Extracted records

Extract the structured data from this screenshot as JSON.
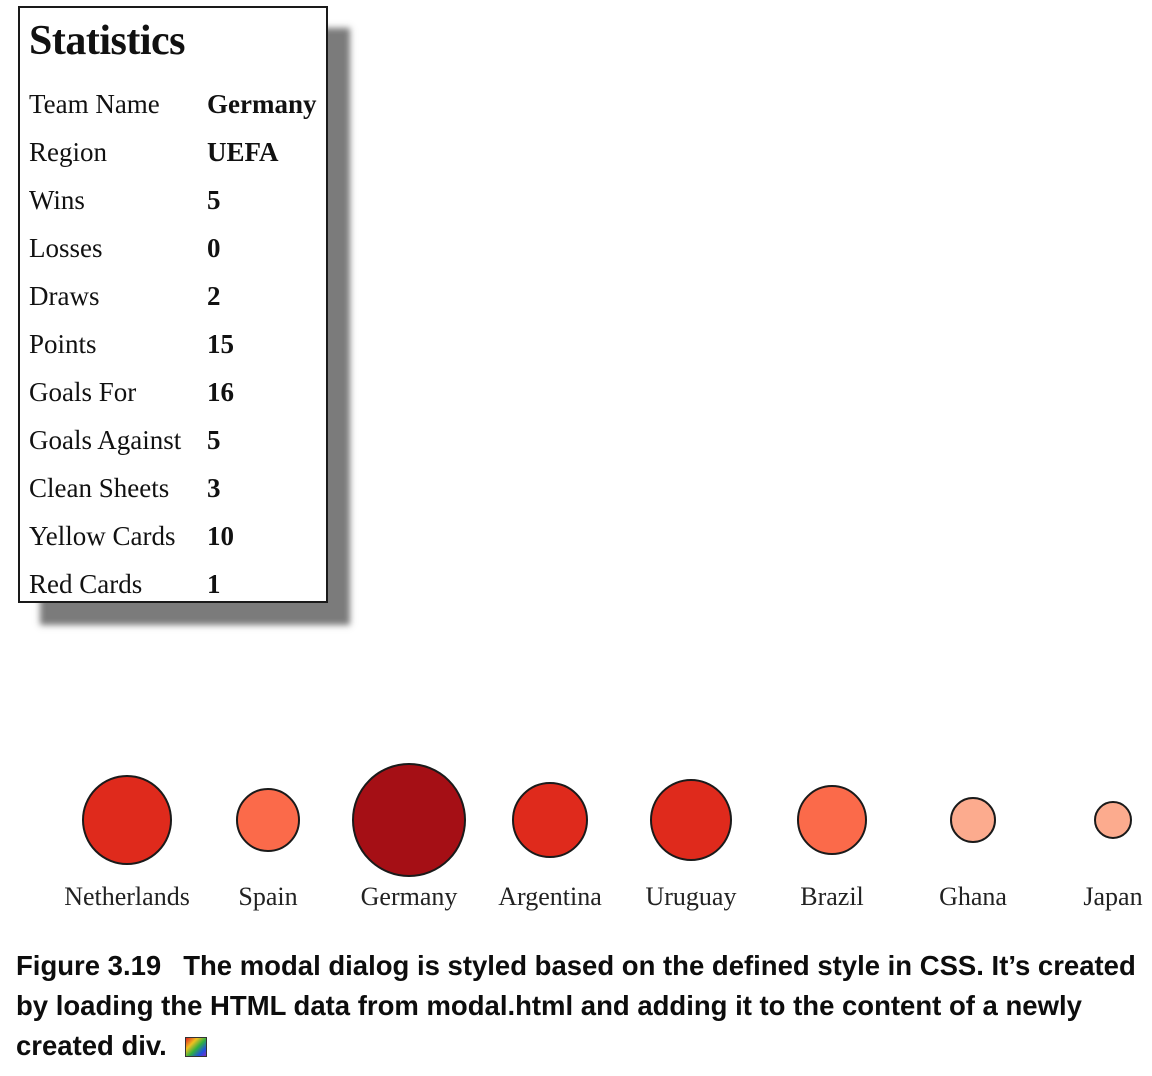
{
  "modal": {
    "title": "Statistics",
    "rows": [
      {
        "label": "Team Name",
        "value": "Germany"
      },
      {
        "label": "Region",
        "value": "UEFA"
      },
      {
        "label": "Wins",
        "value": "5"
      },
      {
        "label": "Losses",
        "value": "0"
      },
      {
        "label": "Draws",
        "value": "2"
      },
      {
        "label": "Points",
        "value": "15"
      },
      {
        "label": "Goals For",
        "value": "16"
      },
      {
        "label": "Goals Against",
        "value": "5"
      },
      {
        "label": "Clean Sheets",
        "value": "3"
      },
      {
        "label": "Yellow Cards",
        "value": "10"
      },
      {
        "label": "Red Cards",
        "value": "1"
      }
    ]
  },
  "teams": [
    {
      "name": "Netherlands",
      "color": "#df2a1c"
    },
    {
      "name": "Spain",
      "color": "#fb6a4a"
    },
    {
      "name": "Germany",
      "color": "#a50f15"
    },
    {
      "name": "Argentina",
      "color": "#df2a1c"
    },
    {
      "name": "Uruguay",
      "color": "#df2a1c"
    },
    {
      "name": "Brazil",
      "color": "#fb6a4a"
    },
    {
      "name": "Ghana",
      "color": "#fcab8e"
    },
    {
      "name": "Japan",
      "color": "#fcab8e"
    }
  ],
  "caption": {
    "label": "Figure 3.19",
    "text": "The modal dialog is styled based on the defined style in CSS. It’s created by loading the HTML data from modal.html and adding it to the content of a newly created div.",
    "icon": "color-figure-icon"
  }
}
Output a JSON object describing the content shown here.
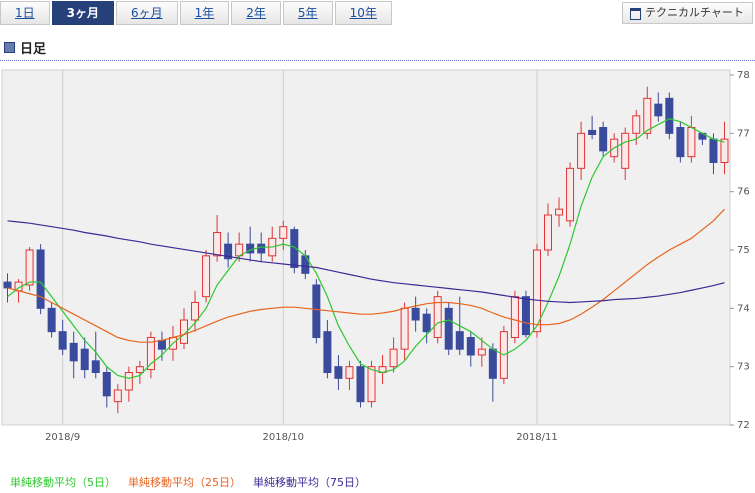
{
  "tabs": [
    "1日",
    "3ヶ月",
    "6ヶ月",
    "1年",
    "2年",
    "5年",
    "10年"
  ],
  "active_tab": 1,
  "button": "テクニカルチャート",
  "section_title": "日足",
  "chart_data": {
    "type": "candlestick",
    "categories": [
      null,
      null,
      null,
      null,
      null,
      "2018/9",
      null,
      null,
      null,
      null,
      null,
      null,
      null,
      null,
      null,
      null,
      null,
      null,
      null,
      null,
      null,
      null,
      null,
      null,
      null,
      "2018/10",
      null,
      null,
      null,
      null,
      null,
      null,
      null,
      null,
      null,
      null,
      null,
      null,
      null,
      null,
      null,
      null,
      null,
      null,
      null,
      null,
      null,
      null,
      "2018/11",
      null,
      null,
      null,
      null,
      null,
      null,
      null,
      null,
      null,
      null,
      null,
      null,
      null,
      null,
      null,
      null,
      null
    ],
    "open": [
      74.45,
      74.3,
      74.4,
      75.0,
      74.0,
      73.6,
      73.4,
      73.3,
      73.1,
      72.9,
      72.4,
      72.6,
      72.9,
      72.95,
      73.45,
      73.3,
      73.4,
      73.8,
      74.2,
      74.9,
      75.1,
      74.9,
      75.1,
      75.1,
      74.9,
      75.2,
      75.35,
      74.9,
      74.4,
      73.6,
      73.0,
      72.8,
      73.0,
      72.4,
      72.9,
      73.0,
      73.3,
      74.0,
      73.9,
      73.5,
      74.0,
      73.6,
      73.5,
      73.2,
      73.3,
      72.8,
      73.5,
      74.2,
      73.6,
      75.0,
      75.6,
      75.5,
      76.4,
      77.05,
      77.1,
      76.6,
      76.4,
      77.0,
      77.0,
      77.5,
      77.6,
      77.1,
      76.6,
      77.0,
      76.9,
      76.5
    ],
    "high": [
      74.6,
      74.5,
      75.05,
      75.1,
      74.1,
      73.8,
      73.6,
      73.5,
      73.6,
      73.0,
      72.7,
      73.0,
      73.1,
      73.6,
      73.6,
      73.7,
      74.0,
      74.3,
      75.0,
      75.6,
      75.3,
      75.3,
      75.4,
      75.3,
      75.4,
      75.5,
      75.4,
      75.0,
      74.5,
      73.8,
      73.2,
      73.1,
      73.1,
      73.1,
      73.2,
      73.5,
      74.1,
      74.2,
      74.0,
      74.3,
      74.1,
      74.2,
      73.6,
      73.5,
      73.4,
      73.7,
      74.3,
      74.3,
      75.1,
      75.8,
      75.9,
      76.5,
      77.2,
      77.3,
      77.2,
      77.0,
      77.1,
      77.4,
      77.8,
      77.7,
      77.7,
      77.2,
      77.3,
      77.0,
      77.0,
      77.2
    ],
    "low": [
      74.1,
      74.1,
      74.3,
      73.9,
      73.5,
      73.2,
      72.8,
      72.8,
      72.8,
      72.3,
      72.2,
      72.4,
      72.7,
      72.8,
      73.1,
      73.1,
      73.3,
      73.6,
      74.1,
      74.8,
      74.7,
      74.8,
      74.8,
      74.8,
      74.8,
      75.0,
      74.6,
      74.5,
      73.4,
      72.8,
      72.6,
      72.6,
      72.3,
      72.3,
      72.7,
      72.9,
      73.1,
      73.6,
      73.4,
      73.4,
      73.2,
      73.2,
      73.0,
      73.0,
      72.4,
      72.7,
      73.4,
      73.5,
      73.5,
      74.9,
      75.4,
      75.4,
      76.2,
      76.9,
      76.6,
      76.5,
      76.2,
      76.8,
      76.9,
      77.2,
      76.9,
      76.5,
      76.5,
      76.8,
      76.3,
      76.3
    ],
    "close": [
      74.35,
      74.45,
      75.0,
      74.0,
      73.6,
      73.3,
      73.1,
      72.95,
      72.9,
      72.5,
      72.6,
      72.9,
      73.0,
      73.5,
      73.3,
      73.5,
      73.8,
      74.1,
      74.9,
      75.3,
      74.85,
      75.1,
      74.95,
      74.95,
      75.2,
      75.4,
      74.7,
      74.6,
      73.5,
      72.9,
      72.8,
      73.0,
      72.4,
      73.0,
      73.0,
      73.3,
      74.0,
      73.8,
      73.6,
      74.2,
      73.3,
      73.3,
      73.2,
      73.3,
      72.8,
      73.6,
      74.2,
      73.55,
      75.0,
      75.6,
      75.7,
      76.4,
      77.0,
      76.98,
      76.7,
      76.9,
      77.0,
      77.3,
      77.6,
      77.3,
      77.0,
      76.6,
      77.1,
      76.9,
      76.5,
      76.9
    ],
    "up_color": "#e03434",
    "down_color": "#3a4a9c",
    "series": [
      {
        "name": "単純移動平均（5日）",
        "color": "#2ec82e",
        "values": [
          74.2,
          74.35,
          74.45,
          74.45,
          74.2,
          73.95,
          73.7,
          73.45,
          73.25,
          73.0,
          72.85,
          72.8,
          72.85,
          73.05,
          73.2,
          73.4,
          73.55,
          73.75,
          74.0,
          74.4,
          74.65,
          74.9,
          75.0,
          75.05,
          75.05,
          75.1,
          75.05,
          74.9,
          74.6,
          74.2,
          73.7,
          73.35,
          73.05,
          72.95,
          72.9,
          72.95,
          73.1,
          73.35,
          73.55,
          73.75,
          73.8,
          73.7,
          73.6,
          73.45,
          73.3,
          73.2,
          73.3,
          73.45,
          73.7,
          74.1,
          74.55,
          75.1,
          75.75,
          76.25,
          76.6,
          76.75,
          76.85,
          76.9,
          77.05,
          77.15,
          77.25,
          77.2,
          77.1,
          77.0,
          76.9,
          76.85
        ]
      },
      {
        "name": "単純移動平均（25日）",
        "color": "#e8641e",
        "values": [
          74.35,
          74.3,
          74.25,
          74.2,
          74.1,
          74.0,
          73.9,
          73.8,
          73.7,
          73.6,
          73.5,
          73.45,
          73.42,
          73.42,
          73.45,
          73.5,
          73.55,
          73.62,
          73.7,
          73.78,
          73.85,
          73.9,
          73.95,
          73.98,
          74.0,
          74.02,
          74.02,
          74.0,
          73.98,
          73.96,
          73.94,
          73.92,
          73.9,
          73.9,
          73.92,
          73.95,
          74.0,
          74.04,
          74.08,
          74.1,
          74.1,
          74.08,
          74.05,
          74.0,
          73.92,
          73.85,
          73.8,
          73.75,
          73.72,
          73.72,
          73.74,
          73.8,
          73.9,
          74.02,
          74.15,
          74.3,
          74.45,
          74.6,
          74.75,
          74.88,
          75.0,
          75.1,
          75.2,
          75.35,
          75.5,
          75.7
        ]
      },
      {
        "name": "単純移動平均（75日）",
        "color": "#3c2896",
        "values": [
          75.5,
          75.48,
          75.46,
          75.43,
          75.4,
          75.37,
          75.34,
          75.3,
          75.27,
          75.24,
          75.2,
          75.17,
          75.14,
          75.1,
          75.07,
          75.04,
          75.01,
          74.98,
          74.95,
          74.92,
          74.89,
          74.86,
          74.83,
          74.8,
          74.78,
          74.76,
          74.74,
          74.72,
          74.7,
          74.66,
          74.62,
          74.58,
          74.54,
          74.5,
          74.47,
          74.44,
          74.42,
          74.4,
          74.38,
          74.36,
          74.34,
          74.32,
          74.3,
          74.28,
          74.25,
          74.22,
          74.19,
          74.16,
          74.14,
          74.12,
          74.11,
          74.1,
          74.11,
          74.12,
          74.13,
          74.15,
          74.16,
          74.17,
          74.19,
          74.21,
          74.24,
          74.27,
          74.31,
          74.35,
          74.39,
          74.44
        ]
      }
    ],
    "ylim": [
      72,
      78
    ],
    "yticks": [
      72,
      73,
      74,
      75,
      76,
      77,
      78
    ],
    "grid": false
  }
}
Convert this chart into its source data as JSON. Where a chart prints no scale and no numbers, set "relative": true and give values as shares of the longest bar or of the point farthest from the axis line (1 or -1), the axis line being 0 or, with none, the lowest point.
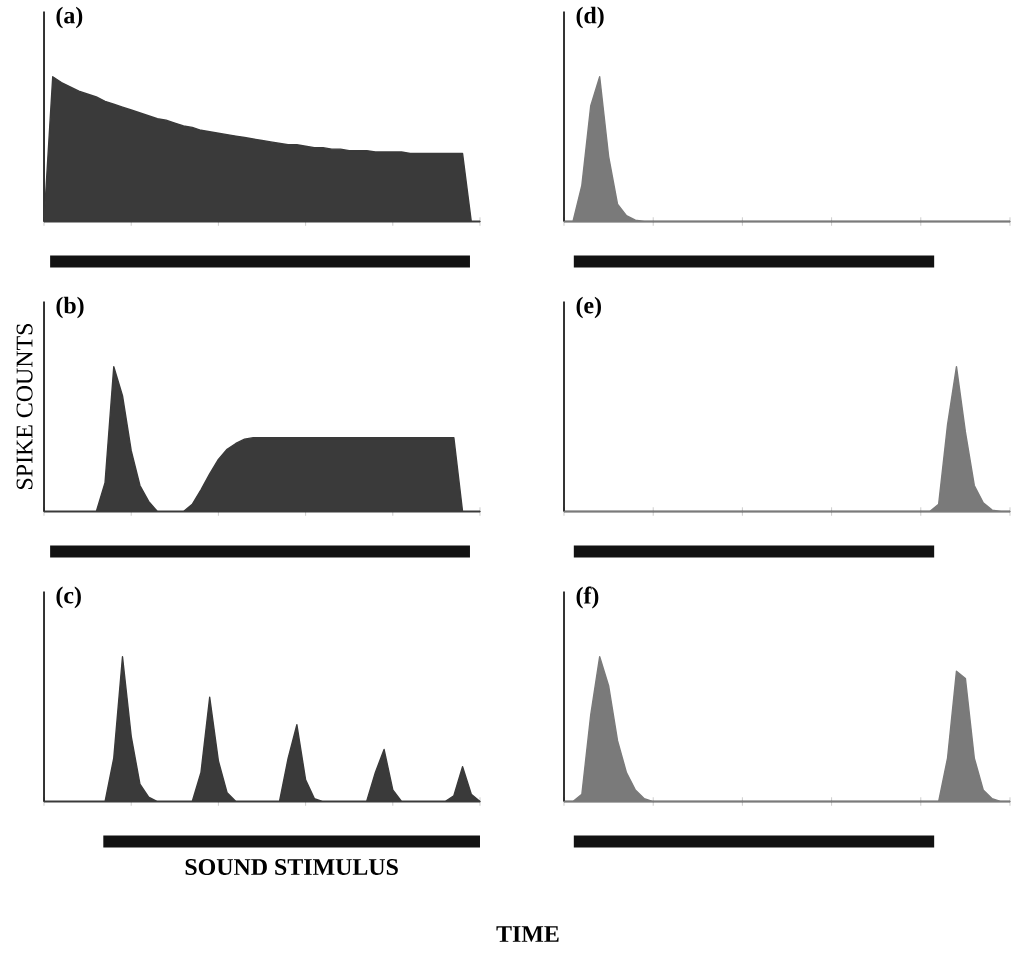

Exercise details: Check each line of the entries for the string "modal". Copy the lines that have it.

Result:
  "modal": {
    "text": "The modal dialog is styled based on the defined style in CSS. It’s created by loading the HTML data from modal.html and adding it to the content of a newly created div.",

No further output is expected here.